Work required —
Return each line holding the string "面向对象程序设计基础".

---------- Input material ----------

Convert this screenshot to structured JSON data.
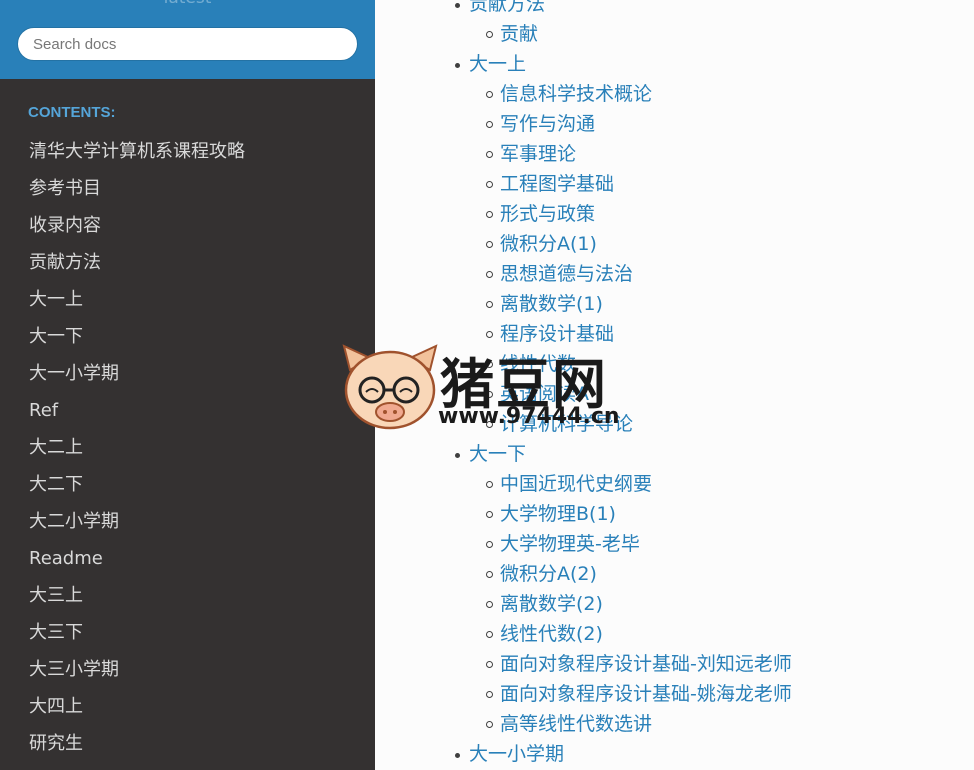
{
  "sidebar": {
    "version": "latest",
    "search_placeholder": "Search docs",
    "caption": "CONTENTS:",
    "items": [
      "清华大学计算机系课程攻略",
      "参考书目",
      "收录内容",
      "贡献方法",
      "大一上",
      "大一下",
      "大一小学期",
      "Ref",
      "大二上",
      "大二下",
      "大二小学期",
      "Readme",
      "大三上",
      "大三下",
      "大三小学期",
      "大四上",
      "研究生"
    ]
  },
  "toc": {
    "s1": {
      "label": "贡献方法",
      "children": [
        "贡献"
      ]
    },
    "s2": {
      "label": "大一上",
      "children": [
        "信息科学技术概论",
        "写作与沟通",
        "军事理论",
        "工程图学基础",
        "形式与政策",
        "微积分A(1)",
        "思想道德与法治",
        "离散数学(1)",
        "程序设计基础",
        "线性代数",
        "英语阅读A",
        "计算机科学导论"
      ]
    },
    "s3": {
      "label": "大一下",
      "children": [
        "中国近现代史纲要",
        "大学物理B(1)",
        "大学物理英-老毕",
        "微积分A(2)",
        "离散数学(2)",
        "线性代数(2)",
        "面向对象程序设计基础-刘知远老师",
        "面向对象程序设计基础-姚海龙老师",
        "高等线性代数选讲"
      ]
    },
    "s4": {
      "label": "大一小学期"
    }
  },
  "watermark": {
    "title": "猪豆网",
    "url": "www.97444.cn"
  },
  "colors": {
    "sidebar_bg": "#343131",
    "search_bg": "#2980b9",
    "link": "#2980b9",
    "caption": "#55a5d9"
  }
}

----------
---------- Input material ----------

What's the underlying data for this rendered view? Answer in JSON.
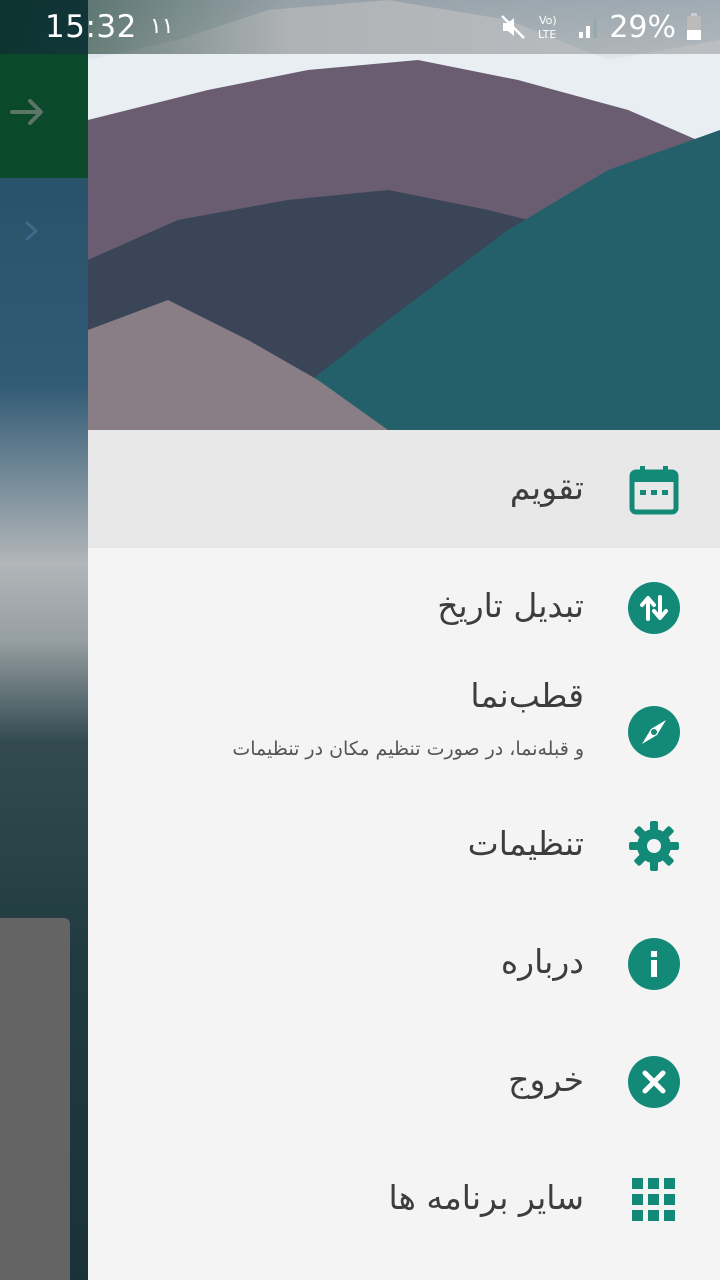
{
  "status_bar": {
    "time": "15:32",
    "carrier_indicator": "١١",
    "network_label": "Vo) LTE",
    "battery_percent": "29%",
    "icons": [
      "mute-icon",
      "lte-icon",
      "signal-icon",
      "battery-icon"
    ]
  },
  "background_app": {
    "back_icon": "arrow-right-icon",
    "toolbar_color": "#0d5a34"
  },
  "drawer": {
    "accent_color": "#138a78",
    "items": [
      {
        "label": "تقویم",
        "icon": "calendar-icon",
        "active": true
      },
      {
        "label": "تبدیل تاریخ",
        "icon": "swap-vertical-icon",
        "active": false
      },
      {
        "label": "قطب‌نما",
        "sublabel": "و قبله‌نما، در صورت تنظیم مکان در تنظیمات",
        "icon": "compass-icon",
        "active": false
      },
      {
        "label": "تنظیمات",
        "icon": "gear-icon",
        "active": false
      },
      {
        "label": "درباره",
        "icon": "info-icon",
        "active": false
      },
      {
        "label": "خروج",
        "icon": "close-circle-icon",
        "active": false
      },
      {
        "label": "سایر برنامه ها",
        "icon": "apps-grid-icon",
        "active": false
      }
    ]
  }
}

----------

Answer to this task —
        "面向对象程序设计基础-刘知远老师",
        "面向对象程序设计基础-姚海龙老师",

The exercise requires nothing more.